## EXERCISE INSTRUCTIONS
Only the lines holding the string "source" are needed. Copy each one.

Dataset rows
◆ ◆ ◆ ◆ ◆

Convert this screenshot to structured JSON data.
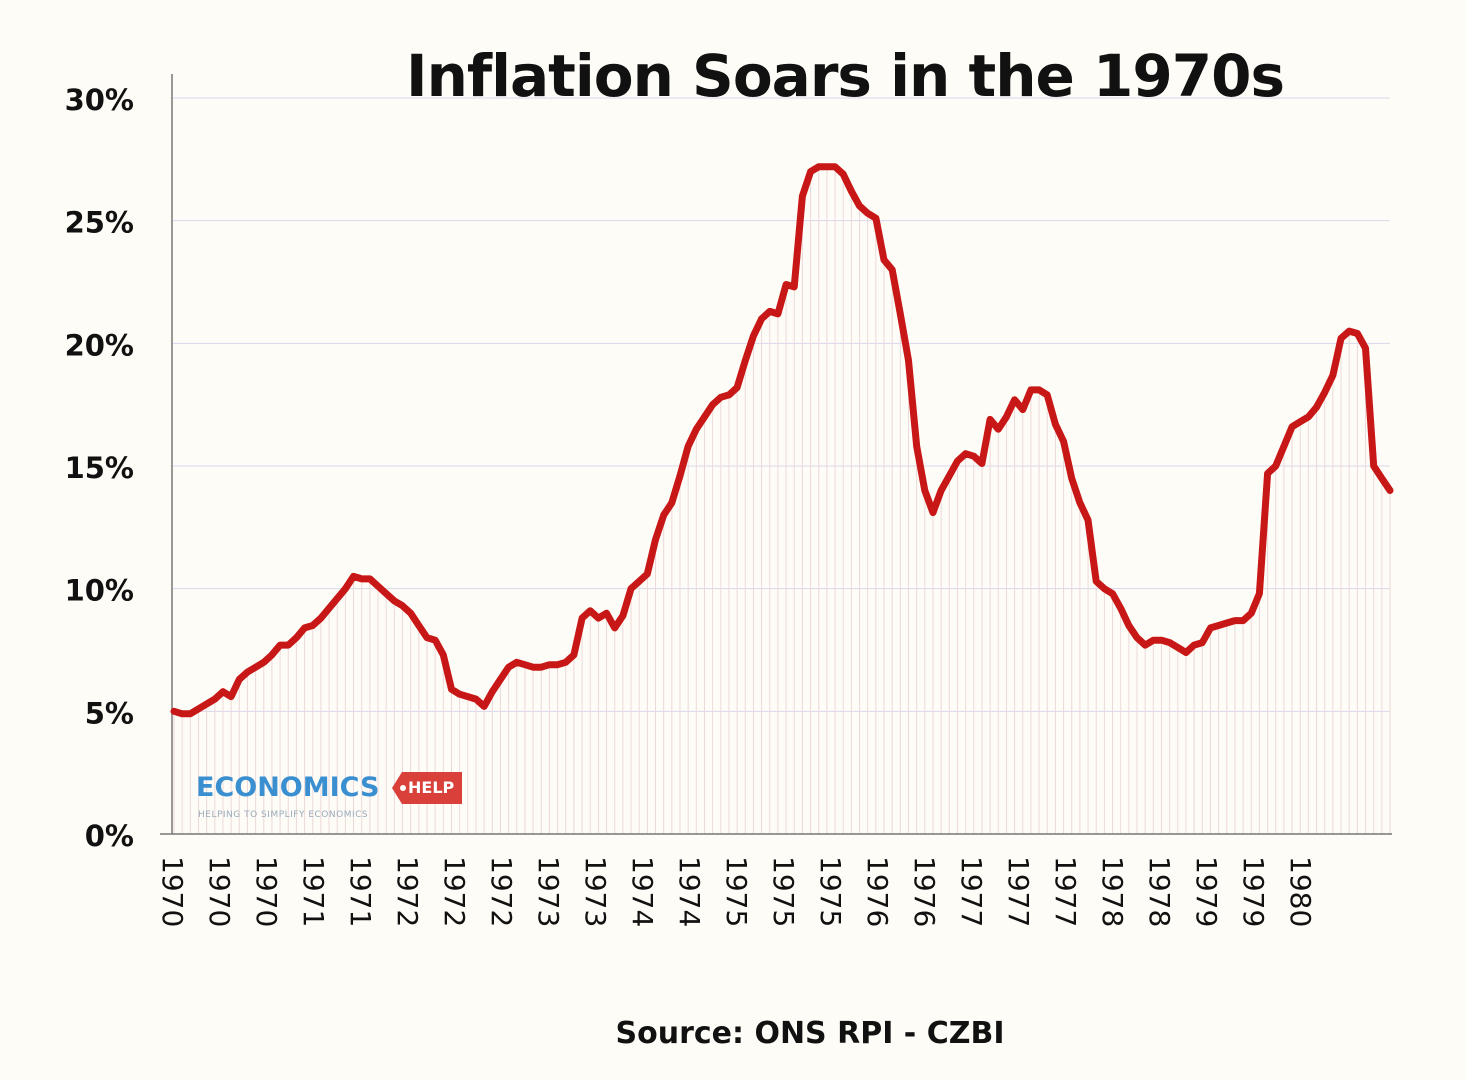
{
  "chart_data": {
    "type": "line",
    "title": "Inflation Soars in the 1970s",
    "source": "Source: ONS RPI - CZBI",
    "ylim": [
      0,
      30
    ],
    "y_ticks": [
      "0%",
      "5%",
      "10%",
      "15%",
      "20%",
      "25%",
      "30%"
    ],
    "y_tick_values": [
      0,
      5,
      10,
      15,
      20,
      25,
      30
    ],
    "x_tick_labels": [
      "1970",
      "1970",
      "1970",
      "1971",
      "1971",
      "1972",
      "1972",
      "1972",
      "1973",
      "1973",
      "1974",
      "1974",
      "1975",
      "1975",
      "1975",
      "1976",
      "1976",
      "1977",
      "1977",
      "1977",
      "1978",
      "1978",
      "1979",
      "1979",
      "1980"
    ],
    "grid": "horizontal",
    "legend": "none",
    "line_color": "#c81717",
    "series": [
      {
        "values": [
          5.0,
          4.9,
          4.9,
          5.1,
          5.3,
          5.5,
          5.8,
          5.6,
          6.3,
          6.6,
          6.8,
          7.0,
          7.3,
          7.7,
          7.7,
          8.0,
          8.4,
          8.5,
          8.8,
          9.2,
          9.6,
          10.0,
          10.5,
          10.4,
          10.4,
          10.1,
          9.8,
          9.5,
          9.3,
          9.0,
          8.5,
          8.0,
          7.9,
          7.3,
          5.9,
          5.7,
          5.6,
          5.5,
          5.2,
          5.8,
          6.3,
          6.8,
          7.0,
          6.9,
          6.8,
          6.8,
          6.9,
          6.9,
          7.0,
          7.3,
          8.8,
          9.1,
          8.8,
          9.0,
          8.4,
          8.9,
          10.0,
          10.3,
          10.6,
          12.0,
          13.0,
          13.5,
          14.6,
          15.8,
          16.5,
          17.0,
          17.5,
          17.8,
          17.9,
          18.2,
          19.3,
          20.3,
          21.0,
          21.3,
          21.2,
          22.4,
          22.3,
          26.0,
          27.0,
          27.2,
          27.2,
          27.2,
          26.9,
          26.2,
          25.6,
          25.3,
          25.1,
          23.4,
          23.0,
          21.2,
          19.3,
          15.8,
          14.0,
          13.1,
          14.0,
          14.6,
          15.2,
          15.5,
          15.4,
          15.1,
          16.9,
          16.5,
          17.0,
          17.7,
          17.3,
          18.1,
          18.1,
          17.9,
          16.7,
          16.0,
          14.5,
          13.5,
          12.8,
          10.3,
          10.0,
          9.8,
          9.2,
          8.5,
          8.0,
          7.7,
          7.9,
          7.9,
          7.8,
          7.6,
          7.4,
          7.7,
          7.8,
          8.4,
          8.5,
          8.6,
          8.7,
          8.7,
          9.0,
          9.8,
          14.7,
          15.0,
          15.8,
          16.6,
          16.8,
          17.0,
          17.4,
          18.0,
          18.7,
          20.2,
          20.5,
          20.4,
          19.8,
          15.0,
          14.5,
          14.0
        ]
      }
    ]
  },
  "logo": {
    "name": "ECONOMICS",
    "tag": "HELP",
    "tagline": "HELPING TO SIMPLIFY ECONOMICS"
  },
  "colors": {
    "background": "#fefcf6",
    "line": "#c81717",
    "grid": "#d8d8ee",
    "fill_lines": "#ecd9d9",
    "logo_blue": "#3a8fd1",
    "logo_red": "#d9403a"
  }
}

◆ ◆ ◆ ◆ ◆

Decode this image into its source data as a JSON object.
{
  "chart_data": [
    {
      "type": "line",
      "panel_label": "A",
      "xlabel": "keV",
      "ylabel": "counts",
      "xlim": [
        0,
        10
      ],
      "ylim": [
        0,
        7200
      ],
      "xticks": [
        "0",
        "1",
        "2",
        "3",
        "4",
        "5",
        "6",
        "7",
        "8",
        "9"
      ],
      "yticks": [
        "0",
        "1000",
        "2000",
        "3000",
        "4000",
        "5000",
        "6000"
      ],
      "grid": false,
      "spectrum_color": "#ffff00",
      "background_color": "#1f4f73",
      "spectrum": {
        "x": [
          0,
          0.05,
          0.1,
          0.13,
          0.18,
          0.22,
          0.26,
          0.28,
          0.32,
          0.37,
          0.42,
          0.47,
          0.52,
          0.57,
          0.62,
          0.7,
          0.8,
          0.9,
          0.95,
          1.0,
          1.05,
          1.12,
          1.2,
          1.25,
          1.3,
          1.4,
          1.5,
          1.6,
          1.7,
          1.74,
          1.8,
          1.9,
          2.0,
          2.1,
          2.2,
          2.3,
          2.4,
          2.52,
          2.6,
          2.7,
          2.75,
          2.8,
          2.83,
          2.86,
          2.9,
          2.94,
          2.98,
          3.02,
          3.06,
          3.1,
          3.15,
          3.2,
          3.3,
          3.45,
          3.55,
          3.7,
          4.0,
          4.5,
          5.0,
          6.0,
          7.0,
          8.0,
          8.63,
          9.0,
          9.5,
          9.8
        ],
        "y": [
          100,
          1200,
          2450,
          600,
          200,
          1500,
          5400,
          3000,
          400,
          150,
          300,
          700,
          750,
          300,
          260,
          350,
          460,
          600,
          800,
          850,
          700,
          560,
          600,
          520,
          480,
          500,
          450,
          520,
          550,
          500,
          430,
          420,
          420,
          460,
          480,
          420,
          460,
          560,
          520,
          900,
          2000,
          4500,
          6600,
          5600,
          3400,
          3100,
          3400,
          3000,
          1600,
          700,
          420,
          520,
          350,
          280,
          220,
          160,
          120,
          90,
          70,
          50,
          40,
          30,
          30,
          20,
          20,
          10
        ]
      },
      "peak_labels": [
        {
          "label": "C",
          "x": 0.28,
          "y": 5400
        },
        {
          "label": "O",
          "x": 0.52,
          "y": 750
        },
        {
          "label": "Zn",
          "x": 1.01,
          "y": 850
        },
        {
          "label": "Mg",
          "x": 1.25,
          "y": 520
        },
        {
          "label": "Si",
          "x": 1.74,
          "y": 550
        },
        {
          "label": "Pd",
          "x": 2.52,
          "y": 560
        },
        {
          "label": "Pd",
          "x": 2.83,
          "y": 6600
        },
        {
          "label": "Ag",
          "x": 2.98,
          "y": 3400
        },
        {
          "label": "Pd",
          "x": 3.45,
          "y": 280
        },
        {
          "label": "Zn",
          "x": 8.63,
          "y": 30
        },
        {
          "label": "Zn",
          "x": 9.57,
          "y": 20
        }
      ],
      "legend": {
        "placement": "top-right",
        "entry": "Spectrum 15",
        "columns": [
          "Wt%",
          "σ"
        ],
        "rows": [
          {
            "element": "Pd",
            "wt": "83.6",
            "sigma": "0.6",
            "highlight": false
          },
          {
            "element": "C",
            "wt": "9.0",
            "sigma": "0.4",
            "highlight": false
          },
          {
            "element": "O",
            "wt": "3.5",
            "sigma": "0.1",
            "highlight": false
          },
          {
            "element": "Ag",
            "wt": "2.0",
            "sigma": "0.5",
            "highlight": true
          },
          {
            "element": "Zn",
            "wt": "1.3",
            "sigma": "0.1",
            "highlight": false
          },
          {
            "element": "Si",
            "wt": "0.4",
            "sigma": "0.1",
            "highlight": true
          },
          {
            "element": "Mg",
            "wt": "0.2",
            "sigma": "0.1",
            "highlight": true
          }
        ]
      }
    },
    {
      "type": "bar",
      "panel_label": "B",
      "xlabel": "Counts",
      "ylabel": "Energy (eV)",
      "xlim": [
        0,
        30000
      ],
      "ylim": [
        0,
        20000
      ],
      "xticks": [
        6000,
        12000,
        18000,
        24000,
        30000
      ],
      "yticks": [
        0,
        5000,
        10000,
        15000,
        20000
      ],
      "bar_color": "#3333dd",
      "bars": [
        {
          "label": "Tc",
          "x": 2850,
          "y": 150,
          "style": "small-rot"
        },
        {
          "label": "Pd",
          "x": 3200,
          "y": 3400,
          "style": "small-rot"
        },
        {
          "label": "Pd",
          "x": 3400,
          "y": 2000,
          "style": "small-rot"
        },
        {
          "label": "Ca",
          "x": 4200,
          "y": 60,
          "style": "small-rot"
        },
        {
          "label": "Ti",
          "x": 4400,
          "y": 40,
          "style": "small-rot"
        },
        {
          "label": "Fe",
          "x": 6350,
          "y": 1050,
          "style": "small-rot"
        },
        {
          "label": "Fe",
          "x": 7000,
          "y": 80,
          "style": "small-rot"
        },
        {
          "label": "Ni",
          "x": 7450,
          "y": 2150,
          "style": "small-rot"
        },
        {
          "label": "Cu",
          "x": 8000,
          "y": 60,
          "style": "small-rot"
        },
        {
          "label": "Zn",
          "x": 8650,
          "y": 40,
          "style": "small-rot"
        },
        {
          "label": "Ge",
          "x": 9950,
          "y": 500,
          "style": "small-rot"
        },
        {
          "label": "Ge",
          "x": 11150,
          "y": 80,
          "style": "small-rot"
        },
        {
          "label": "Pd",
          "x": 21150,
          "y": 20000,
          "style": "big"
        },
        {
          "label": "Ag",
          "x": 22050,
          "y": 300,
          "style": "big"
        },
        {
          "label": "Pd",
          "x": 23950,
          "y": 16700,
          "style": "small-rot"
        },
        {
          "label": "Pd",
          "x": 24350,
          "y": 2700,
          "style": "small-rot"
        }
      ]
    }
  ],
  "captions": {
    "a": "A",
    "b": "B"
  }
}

◆ ◆ ◆ ◆ ◆

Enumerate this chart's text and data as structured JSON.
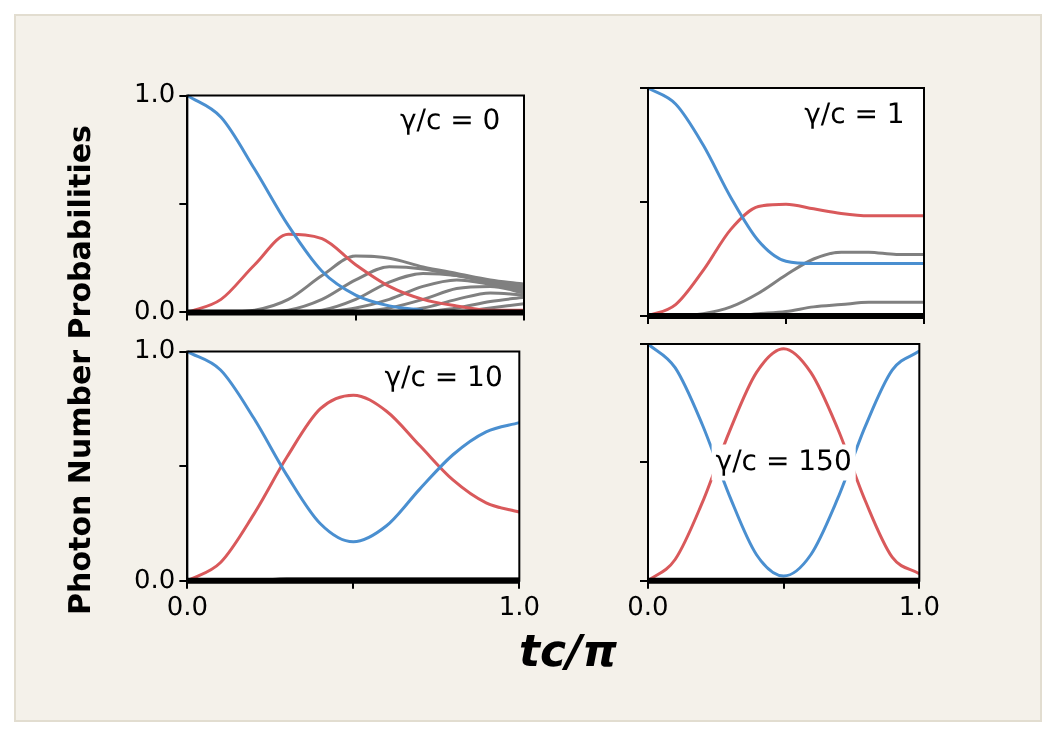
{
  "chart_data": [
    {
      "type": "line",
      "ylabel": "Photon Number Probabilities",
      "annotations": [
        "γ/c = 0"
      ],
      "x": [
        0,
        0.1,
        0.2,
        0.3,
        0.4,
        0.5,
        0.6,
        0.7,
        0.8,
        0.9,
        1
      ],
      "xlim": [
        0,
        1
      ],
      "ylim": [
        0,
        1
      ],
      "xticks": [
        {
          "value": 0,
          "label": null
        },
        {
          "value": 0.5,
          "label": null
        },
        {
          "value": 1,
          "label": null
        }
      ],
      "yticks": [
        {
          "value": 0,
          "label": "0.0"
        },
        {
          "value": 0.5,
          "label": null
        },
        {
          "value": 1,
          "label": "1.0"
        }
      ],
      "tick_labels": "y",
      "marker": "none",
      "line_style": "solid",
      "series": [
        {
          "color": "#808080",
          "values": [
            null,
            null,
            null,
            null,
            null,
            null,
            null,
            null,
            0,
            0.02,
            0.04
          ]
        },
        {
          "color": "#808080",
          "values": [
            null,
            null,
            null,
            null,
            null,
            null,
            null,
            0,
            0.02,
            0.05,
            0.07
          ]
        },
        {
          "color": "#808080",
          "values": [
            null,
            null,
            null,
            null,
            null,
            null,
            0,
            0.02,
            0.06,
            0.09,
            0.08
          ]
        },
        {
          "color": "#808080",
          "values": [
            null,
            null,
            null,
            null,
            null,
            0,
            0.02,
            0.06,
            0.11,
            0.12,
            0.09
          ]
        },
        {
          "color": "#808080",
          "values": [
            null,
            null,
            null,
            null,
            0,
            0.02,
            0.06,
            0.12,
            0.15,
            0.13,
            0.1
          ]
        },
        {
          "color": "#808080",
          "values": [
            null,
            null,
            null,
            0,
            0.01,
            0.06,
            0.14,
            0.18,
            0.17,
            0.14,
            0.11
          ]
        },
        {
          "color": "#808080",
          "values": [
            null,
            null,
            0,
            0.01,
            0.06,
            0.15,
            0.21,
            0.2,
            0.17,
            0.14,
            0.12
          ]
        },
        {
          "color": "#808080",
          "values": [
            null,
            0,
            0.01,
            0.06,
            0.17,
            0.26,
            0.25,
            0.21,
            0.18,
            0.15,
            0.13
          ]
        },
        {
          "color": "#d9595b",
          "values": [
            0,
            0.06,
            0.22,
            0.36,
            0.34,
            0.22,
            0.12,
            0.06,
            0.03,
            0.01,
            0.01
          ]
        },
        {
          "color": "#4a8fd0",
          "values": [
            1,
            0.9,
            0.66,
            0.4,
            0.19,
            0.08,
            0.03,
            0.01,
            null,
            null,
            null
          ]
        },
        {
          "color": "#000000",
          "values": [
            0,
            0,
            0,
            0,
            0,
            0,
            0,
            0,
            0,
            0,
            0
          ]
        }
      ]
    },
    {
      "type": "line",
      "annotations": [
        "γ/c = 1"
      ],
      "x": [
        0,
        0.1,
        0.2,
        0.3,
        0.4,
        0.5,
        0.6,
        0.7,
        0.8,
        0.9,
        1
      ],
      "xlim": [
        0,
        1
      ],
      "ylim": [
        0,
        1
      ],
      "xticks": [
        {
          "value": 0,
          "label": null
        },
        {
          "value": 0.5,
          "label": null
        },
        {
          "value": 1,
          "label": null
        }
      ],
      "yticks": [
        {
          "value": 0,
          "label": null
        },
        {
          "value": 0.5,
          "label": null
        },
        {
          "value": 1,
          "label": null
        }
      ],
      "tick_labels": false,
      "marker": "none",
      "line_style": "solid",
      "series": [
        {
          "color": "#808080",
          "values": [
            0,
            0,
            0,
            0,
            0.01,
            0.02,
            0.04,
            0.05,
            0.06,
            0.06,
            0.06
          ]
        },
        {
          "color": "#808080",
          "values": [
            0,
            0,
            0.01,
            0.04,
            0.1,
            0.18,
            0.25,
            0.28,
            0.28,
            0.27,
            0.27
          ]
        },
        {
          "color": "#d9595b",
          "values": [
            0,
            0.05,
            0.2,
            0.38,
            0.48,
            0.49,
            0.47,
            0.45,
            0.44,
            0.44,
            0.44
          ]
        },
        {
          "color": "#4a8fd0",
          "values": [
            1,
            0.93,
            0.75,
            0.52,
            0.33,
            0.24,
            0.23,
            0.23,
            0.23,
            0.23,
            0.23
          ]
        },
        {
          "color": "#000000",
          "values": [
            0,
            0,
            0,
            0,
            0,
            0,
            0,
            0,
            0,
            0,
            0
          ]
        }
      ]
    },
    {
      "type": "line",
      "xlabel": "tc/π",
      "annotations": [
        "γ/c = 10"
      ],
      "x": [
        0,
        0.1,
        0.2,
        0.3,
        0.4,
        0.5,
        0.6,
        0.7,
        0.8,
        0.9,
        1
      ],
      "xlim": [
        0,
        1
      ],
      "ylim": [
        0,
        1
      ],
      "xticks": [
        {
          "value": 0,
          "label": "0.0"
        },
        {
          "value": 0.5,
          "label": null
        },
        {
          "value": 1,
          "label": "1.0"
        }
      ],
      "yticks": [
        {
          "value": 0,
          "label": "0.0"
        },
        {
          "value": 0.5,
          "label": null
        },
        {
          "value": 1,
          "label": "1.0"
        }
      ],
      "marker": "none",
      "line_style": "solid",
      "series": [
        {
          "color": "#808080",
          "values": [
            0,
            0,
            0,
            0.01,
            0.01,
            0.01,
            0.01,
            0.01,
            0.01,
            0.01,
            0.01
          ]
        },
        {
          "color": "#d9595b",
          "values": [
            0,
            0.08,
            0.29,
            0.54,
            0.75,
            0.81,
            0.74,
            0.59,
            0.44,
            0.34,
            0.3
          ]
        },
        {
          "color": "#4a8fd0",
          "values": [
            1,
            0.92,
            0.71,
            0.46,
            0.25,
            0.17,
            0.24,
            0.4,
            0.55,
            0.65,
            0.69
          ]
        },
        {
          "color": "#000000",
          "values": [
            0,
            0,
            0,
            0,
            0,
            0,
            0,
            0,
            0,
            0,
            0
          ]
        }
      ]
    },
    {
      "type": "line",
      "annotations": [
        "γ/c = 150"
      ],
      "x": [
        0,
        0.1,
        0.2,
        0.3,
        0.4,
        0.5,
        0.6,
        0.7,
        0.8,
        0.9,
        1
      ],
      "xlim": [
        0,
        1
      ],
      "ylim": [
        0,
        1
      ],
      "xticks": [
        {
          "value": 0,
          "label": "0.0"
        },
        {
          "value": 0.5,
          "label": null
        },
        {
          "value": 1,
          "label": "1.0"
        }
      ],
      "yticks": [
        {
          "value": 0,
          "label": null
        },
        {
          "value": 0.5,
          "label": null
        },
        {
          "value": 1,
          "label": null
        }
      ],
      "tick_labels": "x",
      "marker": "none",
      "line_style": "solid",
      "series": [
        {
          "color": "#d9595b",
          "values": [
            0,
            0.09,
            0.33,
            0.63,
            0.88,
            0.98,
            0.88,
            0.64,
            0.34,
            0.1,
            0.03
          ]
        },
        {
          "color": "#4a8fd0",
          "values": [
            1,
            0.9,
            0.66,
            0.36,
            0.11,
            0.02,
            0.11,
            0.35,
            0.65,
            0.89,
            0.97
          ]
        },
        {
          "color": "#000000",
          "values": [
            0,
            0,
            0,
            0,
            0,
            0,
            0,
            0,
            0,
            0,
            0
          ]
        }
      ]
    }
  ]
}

◆ ◆ ◆ ◆ ◆

## EXERCISE OUTPUT
    "source": "Source: ONS RPI - CZBI",
Decode this image into its source data as a JSON object.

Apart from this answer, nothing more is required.